• _THE INPUT_:
◆ ◆ ◆ ◆ ◆

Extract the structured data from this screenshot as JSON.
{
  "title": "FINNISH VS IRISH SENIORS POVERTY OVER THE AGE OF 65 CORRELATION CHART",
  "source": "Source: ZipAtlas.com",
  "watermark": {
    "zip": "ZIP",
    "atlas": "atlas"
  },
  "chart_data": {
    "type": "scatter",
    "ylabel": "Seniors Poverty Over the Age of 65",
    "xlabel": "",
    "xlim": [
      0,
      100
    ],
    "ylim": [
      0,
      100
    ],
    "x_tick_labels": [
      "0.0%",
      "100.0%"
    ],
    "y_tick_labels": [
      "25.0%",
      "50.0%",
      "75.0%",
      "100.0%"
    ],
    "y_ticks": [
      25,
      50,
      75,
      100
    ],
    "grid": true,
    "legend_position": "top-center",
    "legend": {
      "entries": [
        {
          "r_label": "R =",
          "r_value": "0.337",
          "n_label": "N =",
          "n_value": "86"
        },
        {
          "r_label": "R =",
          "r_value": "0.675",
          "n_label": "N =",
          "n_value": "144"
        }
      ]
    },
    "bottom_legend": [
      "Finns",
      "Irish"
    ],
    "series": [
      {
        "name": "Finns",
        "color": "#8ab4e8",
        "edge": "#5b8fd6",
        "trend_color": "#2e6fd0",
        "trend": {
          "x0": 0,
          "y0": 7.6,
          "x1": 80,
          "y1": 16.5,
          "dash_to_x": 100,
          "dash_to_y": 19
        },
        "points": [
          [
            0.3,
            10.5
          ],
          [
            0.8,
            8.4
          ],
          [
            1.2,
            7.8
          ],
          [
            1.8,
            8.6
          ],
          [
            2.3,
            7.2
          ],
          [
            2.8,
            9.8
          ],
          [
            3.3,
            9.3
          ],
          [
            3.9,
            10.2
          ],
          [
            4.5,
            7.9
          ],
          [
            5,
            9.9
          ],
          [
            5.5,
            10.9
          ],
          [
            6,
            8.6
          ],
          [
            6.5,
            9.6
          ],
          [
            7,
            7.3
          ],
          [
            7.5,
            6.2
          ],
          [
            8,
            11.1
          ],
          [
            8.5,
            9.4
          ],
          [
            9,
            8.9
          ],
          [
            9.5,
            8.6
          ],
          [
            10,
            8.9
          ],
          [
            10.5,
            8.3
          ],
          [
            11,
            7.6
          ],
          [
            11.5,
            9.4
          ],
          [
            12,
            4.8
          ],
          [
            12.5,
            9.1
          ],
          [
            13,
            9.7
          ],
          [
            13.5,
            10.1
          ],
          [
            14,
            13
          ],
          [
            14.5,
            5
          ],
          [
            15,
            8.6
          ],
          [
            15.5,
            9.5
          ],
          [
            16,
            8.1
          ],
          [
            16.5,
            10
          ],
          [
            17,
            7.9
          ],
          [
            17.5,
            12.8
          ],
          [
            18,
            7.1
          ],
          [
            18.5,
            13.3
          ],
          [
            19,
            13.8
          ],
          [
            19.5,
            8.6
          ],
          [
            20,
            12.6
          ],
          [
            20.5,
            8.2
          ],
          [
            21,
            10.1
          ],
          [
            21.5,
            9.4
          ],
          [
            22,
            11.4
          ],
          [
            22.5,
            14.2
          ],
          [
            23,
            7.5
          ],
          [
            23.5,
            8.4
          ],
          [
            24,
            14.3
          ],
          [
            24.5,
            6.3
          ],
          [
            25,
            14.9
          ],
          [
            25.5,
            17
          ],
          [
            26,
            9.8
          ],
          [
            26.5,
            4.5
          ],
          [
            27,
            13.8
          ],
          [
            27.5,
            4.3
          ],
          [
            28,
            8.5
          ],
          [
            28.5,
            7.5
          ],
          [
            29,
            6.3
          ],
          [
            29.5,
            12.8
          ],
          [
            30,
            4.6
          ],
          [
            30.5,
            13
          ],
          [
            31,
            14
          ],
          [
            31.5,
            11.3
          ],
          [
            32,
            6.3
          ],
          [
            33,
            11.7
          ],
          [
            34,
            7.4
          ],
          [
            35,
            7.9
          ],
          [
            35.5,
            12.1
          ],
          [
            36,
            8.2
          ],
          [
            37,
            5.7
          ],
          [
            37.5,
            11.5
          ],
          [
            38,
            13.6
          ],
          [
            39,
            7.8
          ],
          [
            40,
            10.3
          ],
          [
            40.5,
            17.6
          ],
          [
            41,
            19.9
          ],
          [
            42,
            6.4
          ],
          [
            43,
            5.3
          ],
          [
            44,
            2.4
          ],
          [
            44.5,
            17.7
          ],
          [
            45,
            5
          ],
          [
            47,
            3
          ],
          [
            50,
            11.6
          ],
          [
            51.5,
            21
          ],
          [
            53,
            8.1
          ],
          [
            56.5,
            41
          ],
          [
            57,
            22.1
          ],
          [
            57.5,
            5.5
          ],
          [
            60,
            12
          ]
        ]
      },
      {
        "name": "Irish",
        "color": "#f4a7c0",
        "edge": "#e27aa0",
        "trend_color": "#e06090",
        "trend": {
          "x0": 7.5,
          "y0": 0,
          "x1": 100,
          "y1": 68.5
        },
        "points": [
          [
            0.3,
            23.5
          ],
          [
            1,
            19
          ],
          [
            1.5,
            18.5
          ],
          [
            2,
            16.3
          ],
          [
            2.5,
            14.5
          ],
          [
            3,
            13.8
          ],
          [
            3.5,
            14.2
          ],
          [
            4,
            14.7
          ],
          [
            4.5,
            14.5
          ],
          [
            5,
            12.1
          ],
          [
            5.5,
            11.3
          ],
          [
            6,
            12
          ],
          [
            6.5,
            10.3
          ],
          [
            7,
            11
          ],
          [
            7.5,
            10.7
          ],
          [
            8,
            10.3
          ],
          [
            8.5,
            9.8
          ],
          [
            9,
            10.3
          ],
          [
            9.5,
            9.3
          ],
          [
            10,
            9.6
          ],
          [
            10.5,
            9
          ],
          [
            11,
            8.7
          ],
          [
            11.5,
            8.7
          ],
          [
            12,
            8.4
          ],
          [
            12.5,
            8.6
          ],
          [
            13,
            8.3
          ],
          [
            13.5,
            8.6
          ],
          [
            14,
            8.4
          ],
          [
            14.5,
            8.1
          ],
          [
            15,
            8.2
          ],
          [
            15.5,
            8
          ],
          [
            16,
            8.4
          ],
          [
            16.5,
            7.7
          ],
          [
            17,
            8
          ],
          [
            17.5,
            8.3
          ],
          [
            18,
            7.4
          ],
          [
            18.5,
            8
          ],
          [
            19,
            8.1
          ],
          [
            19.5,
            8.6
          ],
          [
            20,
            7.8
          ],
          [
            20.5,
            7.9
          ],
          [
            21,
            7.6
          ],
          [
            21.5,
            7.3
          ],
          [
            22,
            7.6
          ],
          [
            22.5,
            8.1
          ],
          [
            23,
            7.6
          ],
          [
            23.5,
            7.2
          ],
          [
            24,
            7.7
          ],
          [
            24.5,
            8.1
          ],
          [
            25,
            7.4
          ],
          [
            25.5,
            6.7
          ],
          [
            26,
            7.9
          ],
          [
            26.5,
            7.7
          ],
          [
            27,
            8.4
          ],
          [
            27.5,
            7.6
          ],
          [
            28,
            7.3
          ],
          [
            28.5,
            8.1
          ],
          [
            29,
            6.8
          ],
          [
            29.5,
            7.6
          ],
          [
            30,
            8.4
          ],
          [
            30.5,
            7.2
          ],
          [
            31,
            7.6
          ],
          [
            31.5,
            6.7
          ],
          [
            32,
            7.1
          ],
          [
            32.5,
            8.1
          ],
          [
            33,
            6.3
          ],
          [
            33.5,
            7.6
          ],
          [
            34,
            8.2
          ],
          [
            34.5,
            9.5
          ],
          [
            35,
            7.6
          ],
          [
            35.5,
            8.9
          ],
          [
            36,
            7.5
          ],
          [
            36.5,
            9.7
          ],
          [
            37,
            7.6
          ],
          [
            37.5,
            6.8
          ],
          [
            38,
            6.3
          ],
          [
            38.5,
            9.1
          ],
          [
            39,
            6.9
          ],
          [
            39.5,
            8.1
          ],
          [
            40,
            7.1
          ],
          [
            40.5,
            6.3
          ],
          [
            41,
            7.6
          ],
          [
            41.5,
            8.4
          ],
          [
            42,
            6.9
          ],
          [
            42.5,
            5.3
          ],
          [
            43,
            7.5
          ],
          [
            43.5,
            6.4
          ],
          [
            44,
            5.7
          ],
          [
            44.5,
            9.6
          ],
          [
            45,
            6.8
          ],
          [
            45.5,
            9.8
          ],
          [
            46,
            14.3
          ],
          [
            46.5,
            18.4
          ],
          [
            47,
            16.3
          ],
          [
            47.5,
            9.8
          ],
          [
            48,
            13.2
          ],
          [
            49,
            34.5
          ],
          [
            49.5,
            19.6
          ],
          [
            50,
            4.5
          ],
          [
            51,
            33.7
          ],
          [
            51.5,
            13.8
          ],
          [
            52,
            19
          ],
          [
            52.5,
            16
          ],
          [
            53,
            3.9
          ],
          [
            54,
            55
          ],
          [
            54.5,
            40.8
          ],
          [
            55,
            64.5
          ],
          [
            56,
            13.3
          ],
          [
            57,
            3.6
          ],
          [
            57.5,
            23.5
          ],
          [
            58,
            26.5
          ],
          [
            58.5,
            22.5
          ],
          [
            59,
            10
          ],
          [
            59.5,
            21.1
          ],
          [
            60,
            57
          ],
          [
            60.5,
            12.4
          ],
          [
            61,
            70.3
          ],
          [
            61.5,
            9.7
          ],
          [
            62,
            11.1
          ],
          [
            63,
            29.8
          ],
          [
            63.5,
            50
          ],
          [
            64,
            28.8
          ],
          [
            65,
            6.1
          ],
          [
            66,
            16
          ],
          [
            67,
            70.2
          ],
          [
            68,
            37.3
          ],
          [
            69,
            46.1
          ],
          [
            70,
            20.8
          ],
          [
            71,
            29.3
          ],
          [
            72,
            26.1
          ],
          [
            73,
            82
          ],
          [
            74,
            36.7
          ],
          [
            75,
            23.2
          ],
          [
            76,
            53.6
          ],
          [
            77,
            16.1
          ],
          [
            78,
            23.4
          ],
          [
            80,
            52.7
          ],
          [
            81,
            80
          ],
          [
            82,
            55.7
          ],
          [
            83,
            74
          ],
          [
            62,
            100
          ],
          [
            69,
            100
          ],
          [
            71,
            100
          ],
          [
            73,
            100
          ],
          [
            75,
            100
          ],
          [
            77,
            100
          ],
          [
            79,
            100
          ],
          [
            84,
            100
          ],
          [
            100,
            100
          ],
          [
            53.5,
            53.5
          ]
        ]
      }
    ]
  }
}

◆ ◆ ◆ ◆ ◆

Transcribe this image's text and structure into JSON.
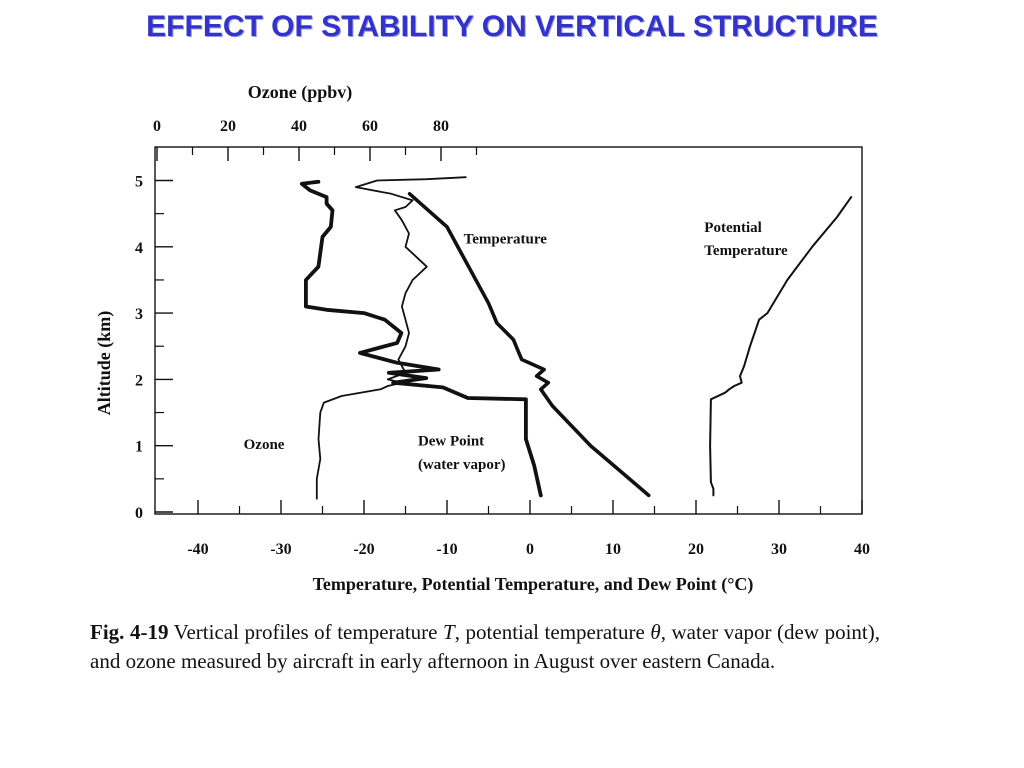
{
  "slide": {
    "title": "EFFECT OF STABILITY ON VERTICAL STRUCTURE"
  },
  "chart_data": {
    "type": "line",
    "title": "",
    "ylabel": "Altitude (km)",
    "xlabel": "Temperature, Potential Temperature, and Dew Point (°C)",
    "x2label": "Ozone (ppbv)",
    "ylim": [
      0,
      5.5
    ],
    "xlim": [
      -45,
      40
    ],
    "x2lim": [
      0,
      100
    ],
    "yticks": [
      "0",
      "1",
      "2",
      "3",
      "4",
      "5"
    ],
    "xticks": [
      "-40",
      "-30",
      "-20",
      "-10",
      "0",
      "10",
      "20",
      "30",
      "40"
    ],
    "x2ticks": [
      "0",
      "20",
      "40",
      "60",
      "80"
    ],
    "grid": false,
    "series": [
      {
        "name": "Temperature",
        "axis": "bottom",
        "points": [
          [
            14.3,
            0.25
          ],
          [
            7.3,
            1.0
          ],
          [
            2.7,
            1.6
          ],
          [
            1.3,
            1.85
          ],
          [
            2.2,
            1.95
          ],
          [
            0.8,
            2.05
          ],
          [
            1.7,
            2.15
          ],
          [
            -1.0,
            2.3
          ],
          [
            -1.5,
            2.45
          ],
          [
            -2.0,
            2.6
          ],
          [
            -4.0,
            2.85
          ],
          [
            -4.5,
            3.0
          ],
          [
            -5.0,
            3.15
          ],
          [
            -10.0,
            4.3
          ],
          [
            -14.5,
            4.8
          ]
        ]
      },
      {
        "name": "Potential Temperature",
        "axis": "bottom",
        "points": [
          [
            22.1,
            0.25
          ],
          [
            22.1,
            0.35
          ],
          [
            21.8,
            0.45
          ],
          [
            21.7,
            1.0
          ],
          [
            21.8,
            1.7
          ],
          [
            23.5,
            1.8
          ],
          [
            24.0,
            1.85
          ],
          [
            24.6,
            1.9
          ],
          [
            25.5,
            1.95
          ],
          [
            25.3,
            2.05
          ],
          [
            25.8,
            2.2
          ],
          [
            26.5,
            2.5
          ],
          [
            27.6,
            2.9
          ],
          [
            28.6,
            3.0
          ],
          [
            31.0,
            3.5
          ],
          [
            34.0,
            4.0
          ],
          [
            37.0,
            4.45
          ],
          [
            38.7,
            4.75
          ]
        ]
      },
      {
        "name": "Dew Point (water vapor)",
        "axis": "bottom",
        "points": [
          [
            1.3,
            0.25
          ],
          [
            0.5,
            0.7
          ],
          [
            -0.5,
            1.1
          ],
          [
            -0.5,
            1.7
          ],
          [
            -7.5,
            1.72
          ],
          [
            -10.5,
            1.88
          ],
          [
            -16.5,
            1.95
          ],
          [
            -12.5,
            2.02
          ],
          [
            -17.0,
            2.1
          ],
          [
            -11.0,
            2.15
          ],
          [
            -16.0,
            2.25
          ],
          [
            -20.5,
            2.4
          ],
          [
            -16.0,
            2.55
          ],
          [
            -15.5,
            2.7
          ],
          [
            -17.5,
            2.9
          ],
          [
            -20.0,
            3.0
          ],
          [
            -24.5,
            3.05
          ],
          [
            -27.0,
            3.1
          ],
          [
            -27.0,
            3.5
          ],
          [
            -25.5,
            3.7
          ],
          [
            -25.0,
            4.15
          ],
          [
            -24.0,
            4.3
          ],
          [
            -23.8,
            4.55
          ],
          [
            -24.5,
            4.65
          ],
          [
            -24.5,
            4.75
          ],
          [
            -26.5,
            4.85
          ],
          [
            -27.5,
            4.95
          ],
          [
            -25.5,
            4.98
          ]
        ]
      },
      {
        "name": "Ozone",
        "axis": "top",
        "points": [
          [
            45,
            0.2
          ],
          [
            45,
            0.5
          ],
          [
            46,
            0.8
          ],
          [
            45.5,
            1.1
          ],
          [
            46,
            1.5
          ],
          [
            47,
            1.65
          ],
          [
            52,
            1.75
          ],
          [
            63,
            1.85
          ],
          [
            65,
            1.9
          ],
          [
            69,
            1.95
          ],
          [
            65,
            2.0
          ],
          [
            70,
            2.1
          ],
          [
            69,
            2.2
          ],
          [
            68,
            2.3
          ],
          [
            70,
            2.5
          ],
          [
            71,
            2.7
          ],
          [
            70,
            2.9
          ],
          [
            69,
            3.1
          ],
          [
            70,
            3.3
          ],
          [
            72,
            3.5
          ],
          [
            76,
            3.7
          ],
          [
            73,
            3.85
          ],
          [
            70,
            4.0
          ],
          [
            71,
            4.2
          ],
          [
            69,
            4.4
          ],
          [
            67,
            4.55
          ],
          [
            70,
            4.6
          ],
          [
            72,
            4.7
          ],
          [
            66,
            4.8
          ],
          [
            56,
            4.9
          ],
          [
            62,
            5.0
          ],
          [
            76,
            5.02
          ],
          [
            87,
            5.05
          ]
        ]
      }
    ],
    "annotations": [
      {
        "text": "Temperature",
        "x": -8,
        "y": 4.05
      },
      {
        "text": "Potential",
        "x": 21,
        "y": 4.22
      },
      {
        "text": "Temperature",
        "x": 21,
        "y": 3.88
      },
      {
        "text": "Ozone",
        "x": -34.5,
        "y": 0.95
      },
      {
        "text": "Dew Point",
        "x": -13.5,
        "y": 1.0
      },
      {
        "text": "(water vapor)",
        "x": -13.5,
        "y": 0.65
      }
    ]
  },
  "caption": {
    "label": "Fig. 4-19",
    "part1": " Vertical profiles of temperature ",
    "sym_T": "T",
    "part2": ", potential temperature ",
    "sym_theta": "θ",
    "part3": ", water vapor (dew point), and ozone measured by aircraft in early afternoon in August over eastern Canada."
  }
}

◆ ◆ ◆ ◆ ◆

Search the lines above for the string "JSON", then show every one that has it.

• _SOLUTION FOR THIS TASK_:
Extract the structured data from this screenshot as JSON.
Transcribe this image's text and structure into JSON.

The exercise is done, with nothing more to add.